Action item: In the listing below, count the lines containing the string "genes". Reply with that number only.

• • • • • • •

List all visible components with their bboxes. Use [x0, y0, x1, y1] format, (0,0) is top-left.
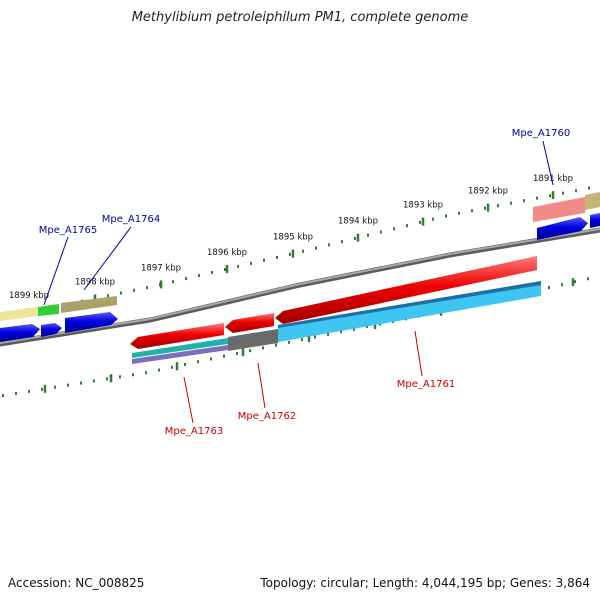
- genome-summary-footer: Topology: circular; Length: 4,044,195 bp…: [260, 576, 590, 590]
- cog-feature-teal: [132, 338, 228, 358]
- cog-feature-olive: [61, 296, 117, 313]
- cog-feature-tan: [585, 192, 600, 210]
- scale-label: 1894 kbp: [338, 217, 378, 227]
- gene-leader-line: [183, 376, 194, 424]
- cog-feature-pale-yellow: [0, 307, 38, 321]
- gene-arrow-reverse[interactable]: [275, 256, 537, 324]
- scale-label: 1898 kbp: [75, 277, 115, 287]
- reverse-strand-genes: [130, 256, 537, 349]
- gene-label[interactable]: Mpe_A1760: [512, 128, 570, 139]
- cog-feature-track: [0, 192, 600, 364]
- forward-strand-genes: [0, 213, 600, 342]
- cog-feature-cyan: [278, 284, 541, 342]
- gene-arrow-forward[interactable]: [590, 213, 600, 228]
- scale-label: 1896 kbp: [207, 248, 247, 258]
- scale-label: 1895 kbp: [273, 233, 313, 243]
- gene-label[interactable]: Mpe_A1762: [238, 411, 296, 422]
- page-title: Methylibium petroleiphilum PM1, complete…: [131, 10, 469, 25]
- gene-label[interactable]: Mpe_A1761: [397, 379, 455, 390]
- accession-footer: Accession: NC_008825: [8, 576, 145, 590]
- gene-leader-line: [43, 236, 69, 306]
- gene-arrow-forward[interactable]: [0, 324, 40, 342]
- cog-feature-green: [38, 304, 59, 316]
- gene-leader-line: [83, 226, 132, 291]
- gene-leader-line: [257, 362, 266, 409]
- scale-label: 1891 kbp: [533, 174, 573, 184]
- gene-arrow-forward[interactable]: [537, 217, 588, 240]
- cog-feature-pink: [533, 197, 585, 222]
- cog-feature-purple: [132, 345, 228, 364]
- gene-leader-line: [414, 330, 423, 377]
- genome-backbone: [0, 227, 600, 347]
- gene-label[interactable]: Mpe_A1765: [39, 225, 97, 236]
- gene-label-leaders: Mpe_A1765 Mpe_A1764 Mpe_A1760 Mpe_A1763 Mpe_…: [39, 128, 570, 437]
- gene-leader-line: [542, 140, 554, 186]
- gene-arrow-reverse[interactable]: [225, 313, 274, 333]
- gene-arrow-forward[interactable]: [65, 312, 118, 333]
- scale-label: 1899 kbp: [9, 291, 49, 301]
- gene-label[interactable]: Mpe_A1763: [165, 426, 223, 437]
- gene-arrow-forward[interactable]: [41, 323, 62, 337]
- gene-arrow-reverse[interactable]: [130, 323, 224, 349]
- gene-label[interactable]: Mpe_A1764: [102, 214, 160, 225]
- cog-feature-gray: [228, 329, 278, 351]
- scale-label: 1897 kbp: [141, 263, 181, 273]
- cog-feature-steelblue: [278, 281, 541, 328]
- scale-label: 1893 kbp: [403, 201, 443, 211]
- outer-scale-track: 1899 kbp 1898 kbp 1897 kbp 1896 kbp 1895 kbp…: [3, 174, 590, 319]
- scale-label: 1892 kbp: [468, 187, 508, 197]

• • • • • • •

Answer for the task: 2